[Saved data entries]

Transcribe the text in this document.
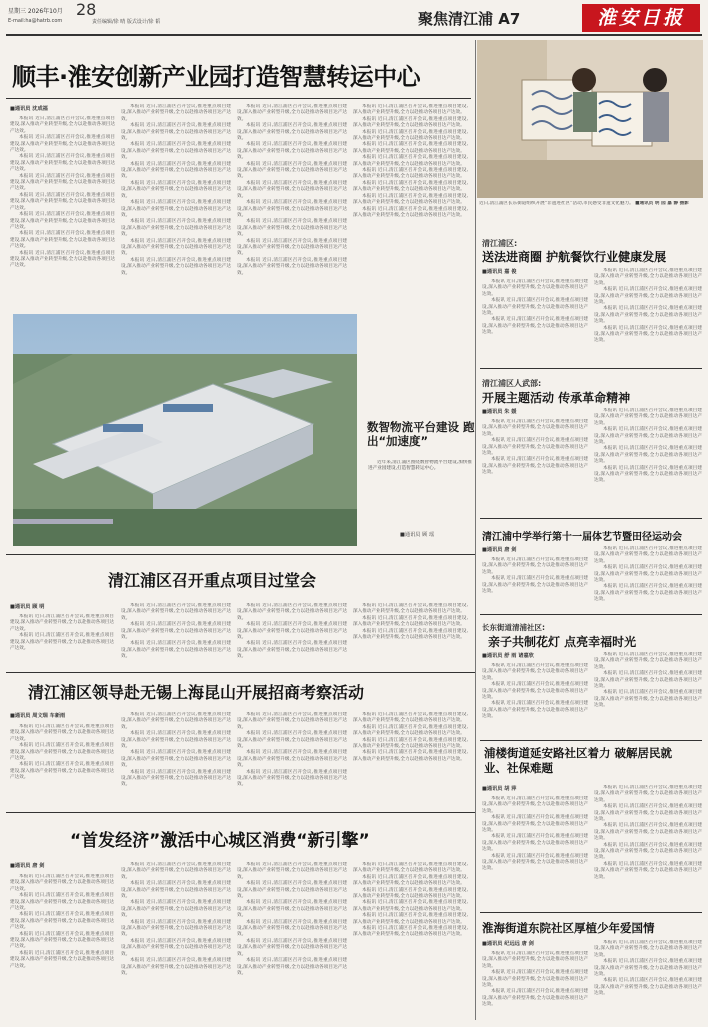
星期三 2026年10月 28
E-mail:ha@hatrb.com	责任编辑/徐 晴 版式设计/徐 韬	聚焦清江浦 A7	淮安日报
顺丰·淮安创新产业园打造智慧转运中心
■通讯员 沈成福

本报讯 近日,清江浦区召开会议,推进重点项目建设,深入推动产业转型升级,全力以赴推动各项目达产达效。

本报讯 近日,清江浦区召开会议,推进重点项目建设,深入推动产业转型升级,全力以赴推动各项目达产达效。

本报讯 近日,清江浦区召开会议,推进重点项目建设,深入推动产业转型升级,全力以赴推动各项目达产达效。

本报讯 近日,清江浦区召开会议,推进重点项目建设,深入推动产业转型升级,全力以赴推动各项目达产达效。

本报讯 近日,清江浦区召开会议,推进重点项目建设,深入推动产业转型升级,全力以赴推动各项目达产达效。

本报讯 近日,清江浦区召开会议,推进重点项目建设,深入推动产业转型升级,全力以赴推动各项目达产达效。

本报讯 近日,清江浦区召开会议,推进重点项目建设,深入推动产业转型升级,全力以赴推动各项目达产达效。

本报讯 近日,清江浦区召开会议,推进重点项目建设,深入推动产业转型升级,全力以赴推动各项目达产达效。

本报讯 近日,清江浦区召开会议,推进重点项目建设,深入推动产业转型升级,全力以赴推动各项目达产达效。

本报讯 近日,清江浦区召开会议,推进重点项目建设,深入推动产业转型升级,全力以赴推动各项目达产达效。

本报讯 近日,清江浦区召开会议,推进重点项目建设,深入推动产业转型升级,全力以赴推动各项目达产达效。

本报讯 近日,清江浦区召开会议,推进重点项目建设,深入推动产业转型升级,全力以赴推动各项目达产达效。

本报讯 近日,清江浦区召开会议,推进重点项目建设,深入推动产业转型升级,全力以赴推动各项目达产达效。

本报讯 近日,清江浦区召开会议,推进重点项目建设,深入推动产业转型升级,全力以赴推动各项目达产达效。

本报讯 近日,清江浦区召开会议,推进重点项目建设,深入推动产业转型升级,全力以赴推动各项目达产达效。

本报讯 近日,清江浦区召开会议,推进重点项目建设,深入推动产业转型升级,全力以赴推动各项目达产达效。

本报讯 近日,清江浦区召开会议,推进重点项目建设,深入推动产业转型升级,全力以赴推动各项目达产达效。

本报讯 近日,清江浦区召开会议,推进重点项目建设,深入推动产业转型升级,全力以赴推动各项目达产达效。

本报讯 近日,清江浦区召开会议,推进重点项目建设,深入推动产业转型升级,全力以赴推动各项目达产达效。

本报讯 近日,清江浦区召开会议,推进重点项目建设,深入推动产业转型升级,全力以赴推动各项目达产达效。

本报讯 近日,清江浦区召开会议,推进重点项目建设,深入推动产业转型升级,全力以赴推动各项目达产达效。

本报讯 近日,清江浦区召开会议,推进重点项目建设,深入推动产业转型升级,全力以赴推动各项目达产达效。

本报讯 近日,清江浦区召开会议,推进重点项目建设,深入推动产业转型升级,全力以赴推动各项目达产达效。

本报讯 近日,清江浦区召开会议,推进重点项目建设,深入推动产业转型升级,全力以赴推动各项目达产达效。

本报讯 近日,清江浦区召开会议,推进重点项目建设,深入推动产业转型升级,全力以赴推动各项目达产达效。

本报讯 近日,清江浦区召开会议,推进重点项目建设,深入推动产业转型升级,全力以赴推动各项目达产达效。

本报讯 近日,清江浦区召开会议,推进重点项目建设,深入推动产业转型升级,全力以赴推动各项目达产达效。

本报讯 近日,清江浦区召开会议,推进重点项目建设,深入推动产业转型升级,全力以赴推动各项目达产达效。

本报讯 近日,清江浦区召开会议,推进重点项目建设,深入推动产业转型升级,全力以赴推动各项目达产达效。

本报讯 近日,清江浦区召开会议,推进重点项目建设,深入推动产业转型升级,全力以赴推动各项目达产达效。

本报讯 近日,清江浦区召开会议,推进重点项目建设,深入推动产业转型升级,全力以赴推动各项目达产达效。

本报讯 近日,清江浦区召开会议,推进重点项目建设,深入推动产业转型升级,全力以赴推动各项目达产达效。

本报讯 近日,清江浦区召开会议,推进重点项目建设,深入推动产业转型升级,全力以赴推动各项目达产达效。

本报讯 近日,清江浦区召开会议,推进重点项目建设,深入推动产业转型升级,全力以赴推动各项目达产达效。

本报讯 近日,清江浦区召开会议,推进重点项目建设,深入推动产业转型升级,全力以赴推动各项目达产达效。

近日,清江浦区长东街道组织开展“非遗进社区”活动,市民感受非遗文化魅力。 ■通讯员 明 园 嘉 静 摄影
数智物流平台建设 跑出“加速度”

近年来,清江浦区围绕数智物流平台建设,加快推进产业园建设,打造智慧转运中心。

■通讯员 顾 瑶
清江浦区召开重点项目过堂会
■通讯员 顾 明

本报讯 近日,清江浦区召开会议,推进重点项目建设,深入推动产业转型升级,全力以赴推动各项目达产达效。

本报讯 近日,清江浦区召开会议,推进重点项目建设,深入推动产业转型升级,全力以赴推动各项目达产达效。

本报讯 近日,清江浦区召开会议,推进重点项目建设,深入推动产业转型升级,全力以赴推动各项目达产达效。

本报讯 近日,清江浦区召开会议,推进重点项目建设,深入推动产业转型升级,全力以赴推动各项目达产达效。

本报讯 近日,清江浦区召开会议,推进重点项目建设,深入推动产业转型升级,全力以赴推动各项目达产达效。

本报讯 近日,清江浦区召开会议,推进重点项目建设,深入推动产业转型升级,全力以赴推动各项目达产达效。

本报讯 近日,清江浦区召开会议,推进重点项目建设,深入推动产业转型升级,全力以赴推动各项目达产达效。

本报讯 近日,清江浦区召开会议,推进重点项目建设,深入推动产业转型升级,全力以赴推动各项目达产达效。

本报讯 近日,清江浦区召开会议,推进重点项目建设,深入推动产业转型升级,全力以赴推动各项目达产达效。

本报讯 近日,清江浦区召开会议,推进重点项目建设,深入推动产业转型升级,全力以赴推动各项目达产达效。

本报讯 近日,清江浦区召开会议,推进重点项目建设,深入推动产业转型升级,全力以赴推动各项目达产达效。

清江浦区领导赴无锡上海昆山开展招商考察活动
■通讯员 周文瑞 车新雨

本报讯 近日,清江浦区召开会议,推进重点项目建设,深入推动产业转型升级,全力以赴推动各项目达产达效。

本报讯 近日,清江浦区召开会议,推进重点项目建设,深入推动产业转型升级,全力以赴推动各项目达产达效。

本报讯 近日,清江浦区召开会议,推进重点项目建设,深入推动产业转型升级,全力以赴推动各项目达产达效。

本报讯 近日,清江浦区召开会议,推进重点项目建设,深入推动产业转型升级,全力以赴推动各项目达产达效。

本报讯 近日,清江浦区召开会议,推进重点项目建设,深入推动产业转型升级,全力以赴推动各项目达产达效。

本报讯 近日,清江浦区召开会议,推进重点项目建设,深入推动产业转型升级,全力以赴推动各项目达产达效。

本报讯 近日,清江浦区召开会议,推进重点项目建设,深入推动产业转型升级,全力以赴推动各项目达产达效。

本报讯 近日,清江浦区召开会议,推进重点项目建设,深入推动产业转型升级,全力以赴推动各项目达产达效。

本报讯 近日,清江浦区召开会议,推进重点项目建设,深入推动产业转型升级,全力以赴推动各项目达产达效。

本报讯 近日,清江浦区召开会议,推进重点项目建设,深入推动产业转型升级,全力以赴推动各项目达产达效。

本报讯 近日,清江浦区召开会议,推进重点项目建设,深入推动产业转型升级,全力以赴推动各项目达产达效。

本报讯 近日,清江浦区召开会议,推进重点项目建设,深入推动产业转型升级,全力以赴推动各项目达产达效。

本报讯 近日,清江浦区召开会议,推进重点项目建设,深入推动产业转型升级,全力以赴推动各项目达产达效。

本报讯 近日,清江浦区召开会议,推进重点项目建设,深入推动产业转型升级,全力以赴推动各项目达产达效。

本报讯 近日,清江浦区召开会议,推进重点项目建设,深入推动产业转型升级,全力以赴推动各项目达产达效。

“首发经济”激活中心城区消费“新引擎”
■通讯员 唐 剑

本报讯 近日,清江浦区召开会议,推进重点项目建设,深入推动产业转型升级,全力以赴推动各项目达产达效。

本报讯 近日,清江浦区召开会议,推进重点项目建设,深入推动产业转型升级,全力以赴推动各项目达产达效。

本报讯 近日,清江浦区召开会议,推进重点项目建设,深入推动产业转型升级,全力以赴推动各项目达产达效。

本报讯 近日,清江浦区召开会议,推进重点项目建设,深入推动产业转型升级,全力以赴推动各项目达产达效。

本报讯 近日,清江浦区召开会议,推进重点项目建设,深入推动产业转型升级,全力以赴推动各项目达产达效。

本报讯 近日,清江浦区召开会议,推进重点项目建设,深入推动产业转型升级,全力以赴推动各项目达产达效。

本报讯 近日,清江浦区召开会议,推进重点项目建设,深入推动产业转型升级,全力以赴推动各项目达产达效。

本报讯 近日,清江浦区召开会议,推进重点项目建设,深入推动产业转型升级,全力以赴推动各项目达产达效。

本报讯 近日,清江浦区召开会议,推进重点项目建设,深入推动产业转型升级,全力以赴推动各项目达产达效。

本报讯 近日,清江浦区召开会议,推进重点项目建设,深入推动产业转型升级,全力以赴推动各项目达产达效。

本报讯 近日,清江浦区召开会议,推进重点项目建设,深入推动产业转型升级,全力以赴推动各项目达产达效。

本报讯 近日,清江浦区召开会议,推进重点项目建设,深入推动产业转型升级,全力以赴推动各项目达产达效。

本报讯 近日,清江浦区召开会议,推进重点项目建设,深入推动产业转型升级,全力以赴推动各项目达产达效。

本报讯 近日,清江浦区召开会议,推进重点项目建设,深入推动产业转型升级,全力以赴推动各项目达产达效。

本报讯 近日,清江浦区召开会议,推进重点项目建设,深入推动产业转型升级,全力以赴推动各项目达产达效。

本报讯 近日,清江浦区召开会议,推进重点项目建设,深入推动产业转型升级,全力以赴推动各项目达产达效。

本报讯 近日,清江浦区召开会议,推进重点项目建设,深入推动产业转型升级,全力以赴推动各项目达产达效。

本报讯 近日,清江浦区召开会议,推进重点项目建设,深入推动产业转型升级,全力以赴推动各项目达产达效。

本报讯 近日,清江浦区召开会议,推进重点项目建设,深入推动产业转型升级,全力以赴推动各项目达产达效。

本报讯 近日,清江浦区召开会议,推进重点项目建设,深入推动产业转型升级,全力以赴推动各项目达产达效。

本报讯 近日,清江浦区召开会议,推进重点项目建设,深入推动产业转型升级,全力以赴推动各项目达产达效。

本报讯 近日,清江浦区召开会议,推进重点项目建设,深入推动产业转型升级,全力以赴推动各项目达产达效。

本报讯 近日,清江浦区召开会议,推进重点项目建设,深入推动产业转型升级,全力以赴推动各项目达产达效。

清江浦区:
送法进商圈 护航餐饮行业健康发展
■通讯员 嘉 俊

本报讯 近日,清江浦区召开会议,推进重点项目建设,深入推动产业转型升级,全力以赴推动各项目达产达效。

本报讯 近日,清江浦区召开会议,推进重点项目建设,深入推动产业转型升级,全力以赴推动各项目达产达效。

本报讯 近日,清江浦区召开会议,推进重点项目建设,深入推动产业转型升级,全力以赴推动各项目达产达效。

本报讯 近日,清江浦区召开会议,推进重点项目建设,深入推动产业转型升级,全力以赴推动各项目达产达效。

本报讯 近日,清江浦区召开会议,推进重点项目建设,深入推动产业转型升级,全力以赴推动各项目达产达效。

本报讯 近日,清江浦区召开会议,推进重点项目建设,深入推动产业转型升级,全力以赴推动各项目达产达效。

本报讯 近日,清江浦区召开会议,推进重点项目建设,深入推动产业转型升级,全力以赴推动各项目达产达效。

清江浦区人武部:
开展主题活动 传承革命精神
■通讯员 朱 媛

本报讯 近日,清江浦区召开会议,推进重点项目建设,深入推动产业转型升级,全力以赴推动各项目达产达效。

本报讯 近日,清江浦区召开会议,推进重点项目建设,深入推动产业转型升级,全力以赴推动各项目达产达效。

本报讯 近日,清江浦区召开会议,推进重点项目建设,深入推动产业转型升级,全力以赴推动各项目达产达效。

本报讯 近日,清江浦区召开会议,推进重点项目建设,深入推动产业转型升级,全力以赴推动各项目达产达效。

本报讯 近日,清江浦区召开会议,推进重点项目建设,深入推动产业转型升级,全力以赴推动各项目达产达效。

本报讯 近日,清江浦区召开会议,推进重点项目建设,深入推动产业转型升级,全力以赴推动各项目达产达效。

本报讯 近日,清江浦区召开会议,推进重点项目建设,深入推动产业转型升级,全力以赴推动各项目达产达效。

清江浦中学举行第十一届体艺节暨田径运动会
■通讯员 唐 剑

本报讯 近日,清江浦区召开会议,推进重点项目建设,深入推动产业转型升级,全力以赴推动各项目达产达效。

本报讯 近日,清江浦区召开会议,推进重点项目建设,深入推动产业转型升级,全力以赴推动各项目达产达效。

本报讯 近日,清江浦区召开会议,推进重点项目建设,深入推动产业转型升级,全力以赴推动各项目达产达效。

本报讯 近日,清江浦区召开会议,推进重点项目建设,深入推动产业转型升级,全力以赴推动各项目达产达效。

本报讯 近日,清江浦区召开会议,推进重点项目建设,深入推动产业转型升级,全力以赴推动各项目达产达效。

长东街道清浦社区:
亲子共制花灯 点亮幸福时光
■通讯员 舒 雨 诸嘉欣

本报讯 近日,清江浦区召开会议,推进重点项目建设,深入推动产业转型升级,全力以赴推动各项目达产达效。

本报讯 近日,清江浦区召开会议,推进重点项目建设,深入推动产业转型升级,全力以赴推动各项目达产达效。

本报讯 近日,清江浦区召开会议,推进重点项目建设,深入推动产业转型升级,全力以赴推动各项目达产达效。

本报讯 近日,清江浦区召开会议,推进重点项目建设,深入推动产业转型升级,全力以赴推动各项目达产达效。

本报讯 近日,清江浦区召开会议,推进重点项目建设,深入推动产业转型升级,全力以赴推动各项目达产达效。

本报讯 近日,清江浦区召开会议,推进重点项目建设,深入推动产业转型升级,全力以赴推动各项目达产达效。

浦楼街道延安路社区着力 破解居民就业、社保难题
■通讯员 胡 萍

本报讯 近日,清江浦区召开会议,推进重点项目建设,深入推动产业转型升级,全力以赴推动各项目达产达效。

本报讯 近日,清江浦区召开会议,推进重点项目建设,深入推动产业转型升级,全力以赴推动各项目达产达效。

本报讯 近日,清江浦区召开会议,推进重点项目建设,深入推动产业转型升级,全力以赴推动各项目达产达效。

本报讯 近日,清江浦区召开会议,推进重点项目建设,深入推动产业转型升级,全力以赴推动各项目达产达效。

本报讯 近日,清江浦区召开会议,推进重点项目建设,深入推动产业转型升级,全力以赴推动各项目达产达效。

本报讯 近日,清江浦区召开会议,推进重点项目建设,深入推动产业转型升级,全力以赴推动各项目达产达效。

本报讯 近日,清江浦区召开会议,推进重点项目建设,深入推动产业转型升级,全力以赴推动各项目达产达效。

本报讯 近日,清江浦区召开会议,推进重点项目建设,深入推动产业转型升级,全力以赴推动各项目达产达效。

本报讯 近日,清江浦区召开会议,推进重点项目建设,深入推动产业转型升级,全力以赴推动各项目达产达效。

淮海街道东院社区厚植少年爱国情
■通讯员 纪远远 唐 剑

本报讯 近日,清江浦区召开会议,推进重点项目建设,深入推动产业转型升级,全力以赴推动各项目达产达效。

本报讯 近日,清江浦区召开会议,推进重点项目建设,深入推动产业转型升级,全力以赴推动各项目达产达效。

本报讯 近日,清江浦区召开会议,推进重点项目建设,深入推动产业转型升级,全力以赴推动各项目达产达效。

本报讯 近日,清江浦区召开会议,推进重点项目建设,深入推动产业转型升级,全力以赴推动各项目达产达效。

本报讯 近日,清江浦区召开会议,推进重点项目建设,深入推动产业转型升级,全力以赴推动各项目达产达效。

本报讯 近日,清江浦区召开会议,推进重点项目建设,深入推动产业转型升级,全力以赴推动各项目达产达效。
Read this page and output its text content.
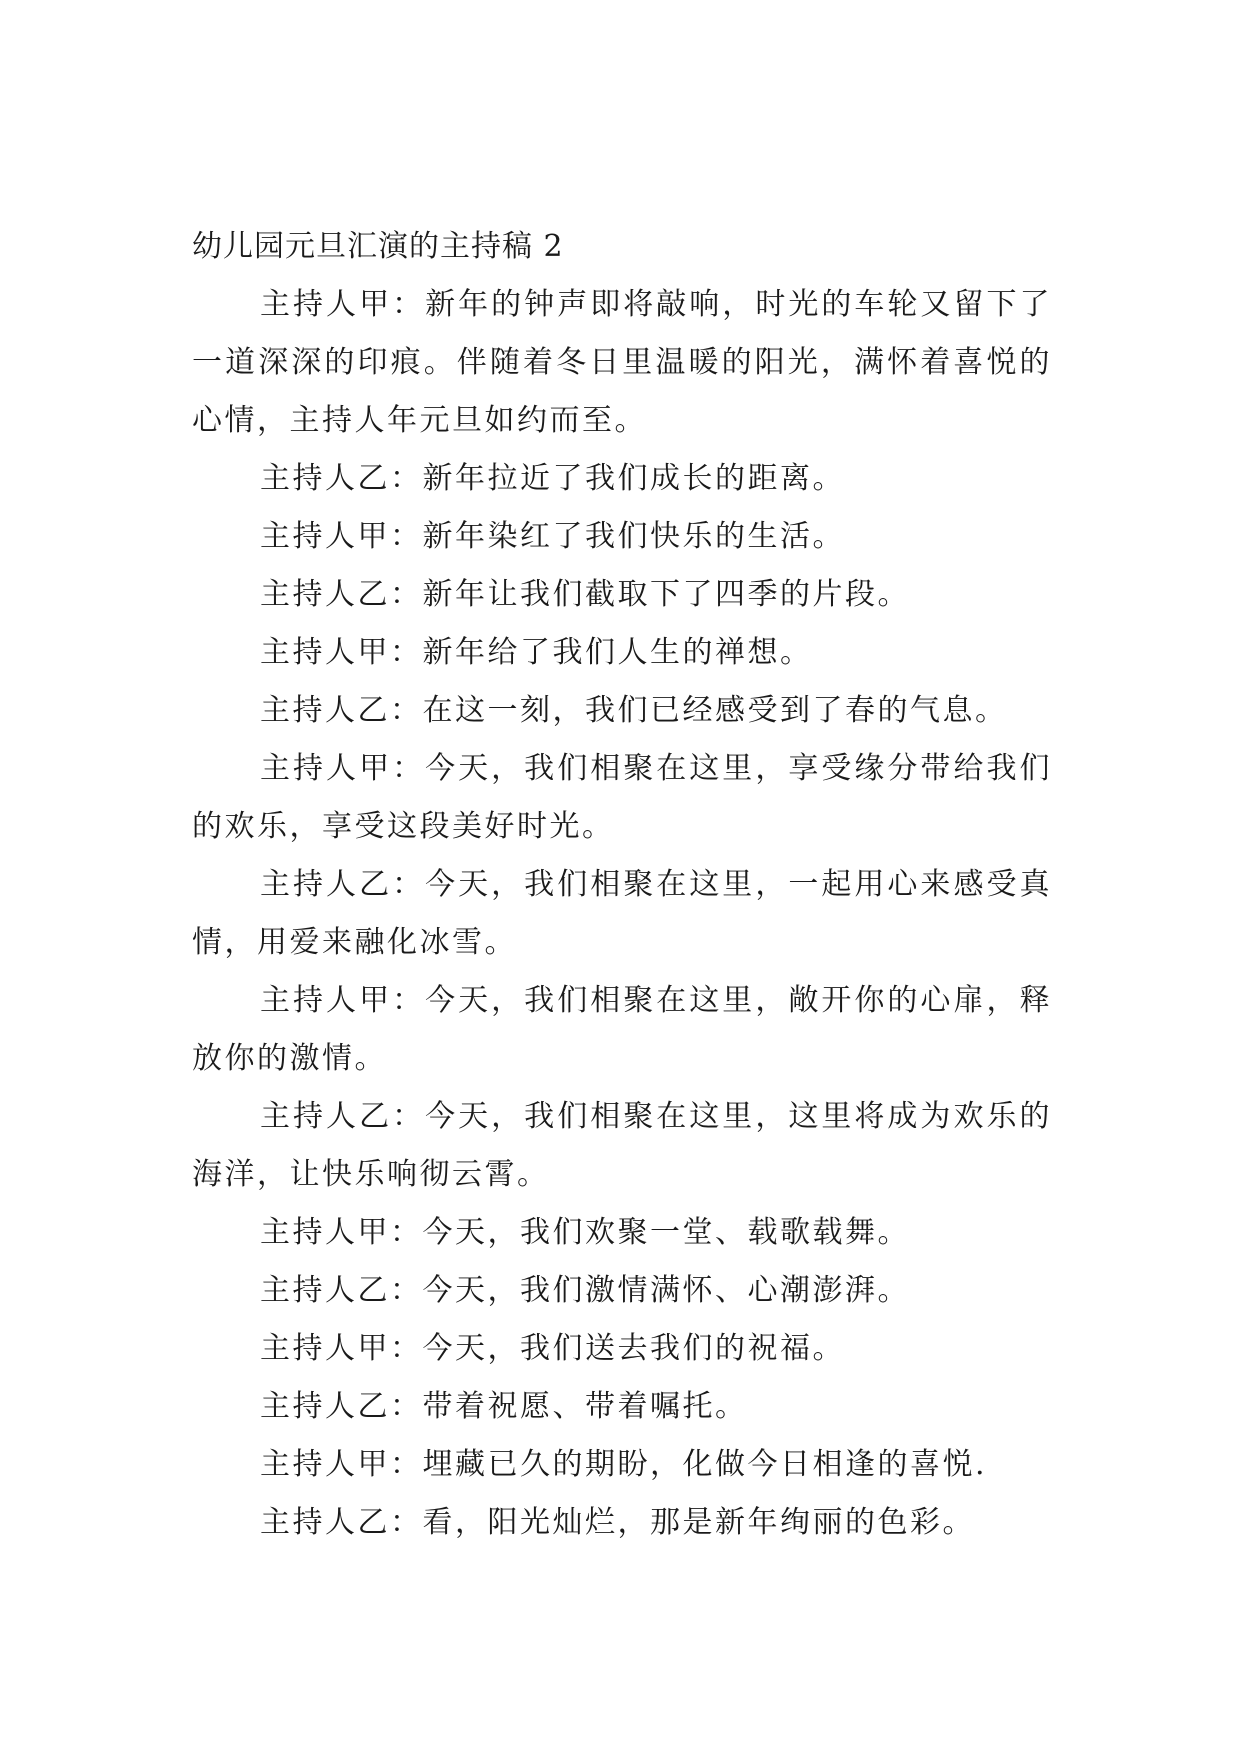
幼儿园元旦汇演的主持稿 2

主持人甲：新年的钟声即将敲响，时光的车轮又留下了一道深深的印痕。伴随着冬日里温暖的阳光，满怀着喜悦的心情，主持人年元旦如约而至。

主持人乙：新年拉近了我们成长的距离。

主持人甲：新年染红了我们快乐的生活。

主持人乙：新年让我们截取下了四季的片段。

主持人甲：新年给了我们人生的禅想。

主持人乙：在这一刻，我们已经感受到了春的气息。

主持人甲：今天，我们相聚在这里，享受缘分带给我们的欢乐，享受这段美好时光。

主持人乙：今天，我们相聚在这里，一起用心来感受真情，用爱来融化冰雪。

主持人甲：今天，我们相聚在这里，敞开你的心扉，释放你的激情。

主持人乙：今天，我们相聚在这里，这里将成为欢乐的海洋，让快乐响彻云霄。

主持人甲：今天，我们欢聚一堂、载歌载舞。

主持人乙：今天，我们激情满怀、心潮澎湃。

主持人甲：今天，我们送去我们的祝福。

主持人乙：带着祝愿、带着嘱托。

主持人甲：埋藏已久的期盼，化做今日相逢的喜悦.

主持人乙：看，阳光灿烂，那是新年绚丽的色彩。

## Brief
Write out every line of the data that holds the word "text".

## Task result
Transcribe the text in this document.
Read this page and output its text content.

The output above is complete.